(REQUIREMENTS):
Pick out all lines of the entries that include the word "this" and copy them.

## START INFORMATION SHOWN

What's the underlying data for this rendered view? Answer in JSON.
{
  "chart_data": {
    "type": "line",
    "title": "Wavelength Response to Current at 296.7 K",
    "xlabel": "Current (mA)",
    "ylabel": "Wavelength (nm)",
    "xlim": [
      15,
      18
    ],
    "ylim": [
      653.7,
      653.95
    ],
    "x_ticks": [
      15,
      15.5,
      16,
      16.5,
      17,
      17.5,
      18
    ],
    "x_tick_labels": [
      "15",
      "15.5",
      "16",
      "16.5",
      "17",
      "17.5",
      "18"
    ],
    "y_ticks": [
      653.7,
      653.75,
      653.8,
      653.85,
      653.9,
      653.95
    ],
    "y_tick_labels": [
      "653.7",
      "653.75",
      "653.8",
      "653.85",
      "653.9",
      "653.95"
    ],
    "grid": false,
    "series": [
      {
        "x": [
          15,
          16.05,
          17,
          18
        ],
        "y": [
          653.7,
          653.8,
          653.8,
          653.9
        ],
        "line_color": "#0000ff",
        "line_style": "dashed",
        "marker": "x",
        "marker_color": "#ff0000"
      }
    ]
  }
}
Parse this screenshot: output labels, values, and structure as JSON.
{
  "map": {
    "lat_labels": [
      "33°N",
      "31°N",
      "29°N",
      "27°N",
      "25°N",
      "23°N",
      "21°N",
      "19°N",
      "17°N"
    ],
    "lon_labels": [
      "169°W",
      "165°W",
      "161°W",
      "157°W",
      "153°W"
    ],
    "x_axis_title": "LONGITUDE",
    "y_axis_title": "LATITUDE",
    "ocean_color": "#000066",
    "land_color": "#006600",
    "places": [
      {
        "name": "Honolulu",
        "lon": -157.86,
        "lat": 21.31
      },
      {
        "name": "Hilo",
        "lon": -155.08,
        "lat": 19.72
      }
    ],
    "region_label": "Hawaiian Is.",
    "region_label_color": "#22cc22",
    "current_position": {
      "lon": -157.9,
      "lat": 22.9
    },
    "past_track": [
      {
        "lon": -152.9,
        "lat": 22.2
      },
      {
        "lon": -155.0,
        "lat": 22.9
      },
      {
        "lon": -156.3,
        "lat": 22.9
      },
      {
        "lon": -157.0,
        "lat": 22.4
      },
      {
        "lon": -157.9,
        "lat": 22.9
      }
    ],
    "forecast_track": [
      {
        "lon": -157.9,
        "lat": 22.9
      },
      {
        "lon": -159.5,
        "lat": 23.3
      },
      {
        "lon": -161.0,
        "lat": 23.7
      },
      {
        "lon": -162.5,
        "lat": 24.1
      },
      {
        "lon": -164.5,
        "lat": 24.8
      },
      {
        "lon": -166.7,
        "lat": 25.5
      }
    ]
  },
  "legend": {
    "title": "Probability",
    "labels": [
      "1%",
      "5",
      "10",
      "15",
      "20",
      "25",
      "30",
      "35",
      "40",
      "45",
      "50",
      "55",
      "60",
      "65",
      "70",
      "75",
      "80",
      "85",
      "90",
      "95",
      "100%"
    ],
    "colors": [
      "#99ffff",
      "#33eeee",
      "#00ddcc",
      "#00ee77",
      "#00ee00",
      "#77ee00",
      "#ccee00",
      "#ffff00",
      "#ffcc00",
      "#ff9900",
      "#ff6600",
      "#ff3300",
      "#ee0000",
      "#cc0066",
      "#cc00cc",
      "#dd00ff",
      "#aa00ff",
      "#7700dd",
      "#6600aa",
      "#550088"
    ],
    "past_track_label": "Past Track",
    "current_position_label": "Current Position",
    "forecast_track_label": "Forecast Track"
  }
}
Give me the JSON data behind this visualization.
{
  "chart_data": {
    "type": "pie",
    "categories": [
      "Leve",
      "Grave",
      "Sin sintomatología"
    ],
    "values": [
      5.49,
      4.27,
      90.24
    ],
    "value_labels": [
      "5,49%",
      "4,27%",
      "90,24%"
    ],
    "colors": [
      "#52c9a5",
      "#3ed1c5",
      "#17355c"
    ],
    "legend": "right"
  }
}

## END INFORMATION SHOWN

(CORRECT RESPONSE):
What's the underlying data for this rendered view? Answer in JSON.
Parse this screenshot: output labels, values, and structure as JSON.
Give me the JSON data behind this visualization.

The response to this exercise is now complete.